═════ Supplied material
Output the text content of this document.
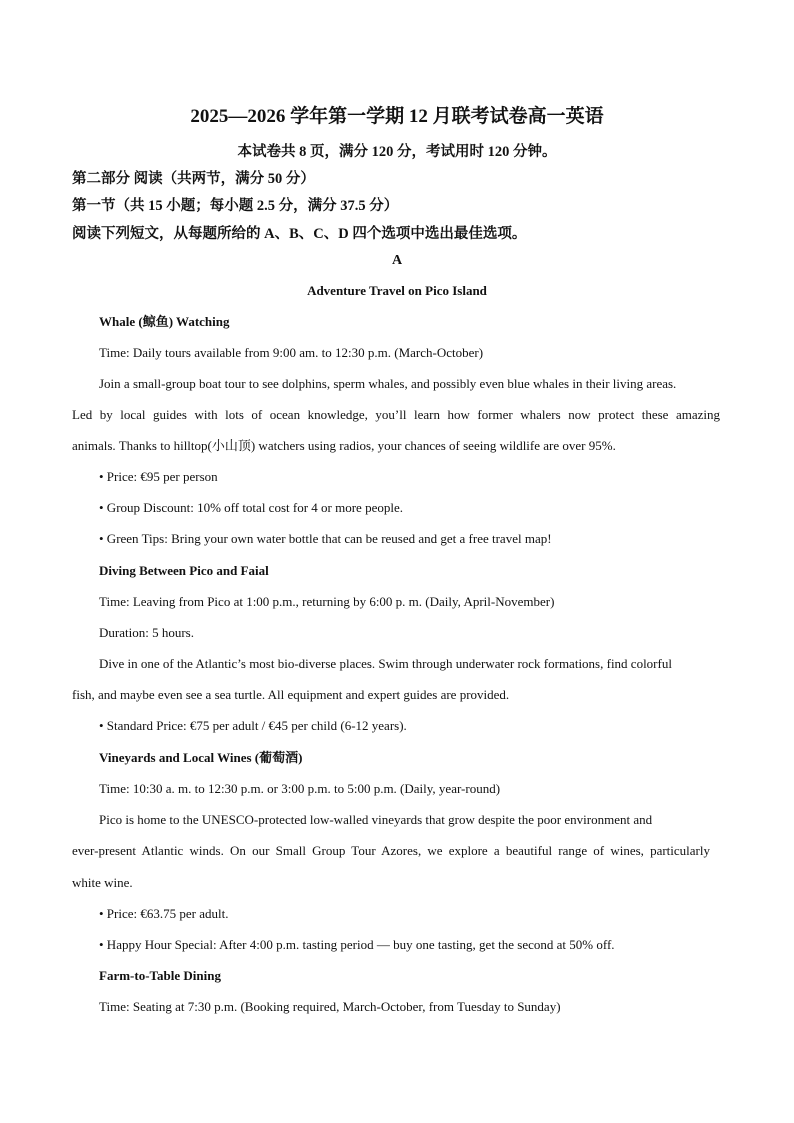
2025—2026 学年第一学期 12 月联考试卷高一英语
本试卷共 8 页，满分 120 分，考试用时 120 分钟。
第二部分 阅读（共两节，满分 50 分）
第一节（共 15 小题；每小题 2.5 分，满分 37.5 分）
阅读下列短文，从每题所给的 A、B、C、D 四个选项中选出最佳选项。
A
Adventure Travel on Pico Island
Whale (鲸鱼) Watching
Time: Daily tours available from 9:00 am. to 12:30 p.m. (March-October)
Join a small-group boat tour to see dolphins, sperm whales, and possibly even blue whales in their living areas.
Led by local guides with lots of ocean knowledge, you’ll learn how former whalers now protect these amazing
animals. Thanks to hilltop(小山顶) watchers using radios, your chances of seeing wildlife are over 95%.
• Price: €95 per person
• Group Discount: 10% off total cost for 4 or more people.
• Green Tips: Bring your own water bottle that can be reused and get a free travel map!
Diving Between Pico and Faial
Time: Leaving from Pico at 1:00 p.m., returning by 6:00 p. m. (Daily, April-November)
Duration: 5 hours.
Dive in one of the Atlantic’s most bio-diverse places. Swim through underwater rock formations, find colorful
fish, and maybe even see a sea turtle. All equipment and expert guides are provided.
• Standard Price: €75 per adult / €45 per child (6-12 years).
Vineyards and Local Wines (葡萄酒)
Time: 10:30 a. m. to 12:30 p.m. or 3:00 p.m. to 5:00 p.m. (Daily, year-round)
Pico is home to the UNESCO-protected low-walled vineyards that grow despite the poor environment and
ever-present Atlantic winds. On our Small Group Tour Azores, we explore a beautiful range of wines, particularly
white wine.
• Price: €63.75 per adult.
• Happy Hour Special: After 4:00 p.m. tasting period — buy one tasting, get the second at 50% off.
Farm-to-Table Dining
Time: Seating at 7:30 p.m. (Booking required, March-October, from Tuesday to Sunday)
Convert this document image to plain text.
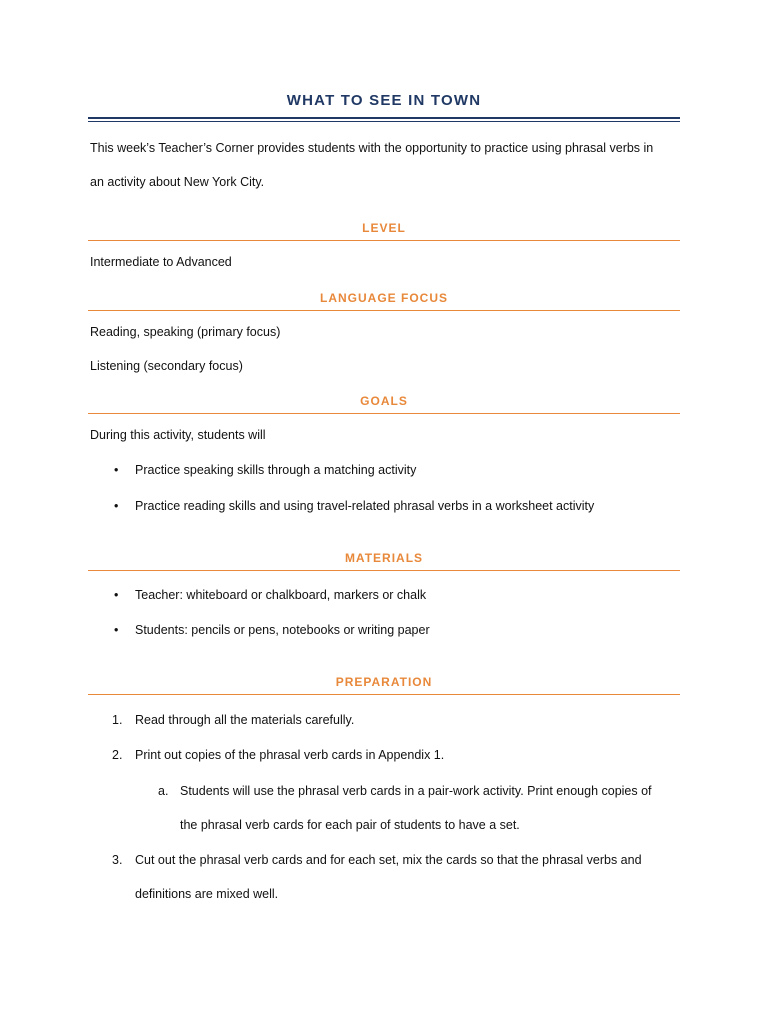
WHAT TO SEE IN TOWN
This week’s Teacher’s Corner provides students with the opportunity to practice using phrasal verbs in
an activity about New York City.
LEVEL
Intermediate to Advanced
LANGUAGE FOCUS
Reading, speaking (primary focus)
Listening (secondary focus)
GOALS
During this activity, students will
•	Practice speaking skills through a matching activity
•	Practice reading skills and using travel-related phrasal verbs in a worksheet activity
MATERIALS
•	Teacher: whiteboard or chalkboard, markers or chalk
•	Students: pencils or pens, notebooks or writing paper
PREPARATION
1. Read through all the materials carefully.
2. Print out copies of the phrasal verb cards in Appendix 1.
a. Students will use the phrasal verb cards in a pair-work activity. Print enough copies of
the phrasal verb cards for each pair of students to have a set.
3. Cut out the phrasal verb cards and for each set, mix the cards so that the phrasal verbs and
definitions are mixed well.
══════════
**Description of the task**: State how many lines of the data include the word "Time", with nothing else.

**Output of the task**: 4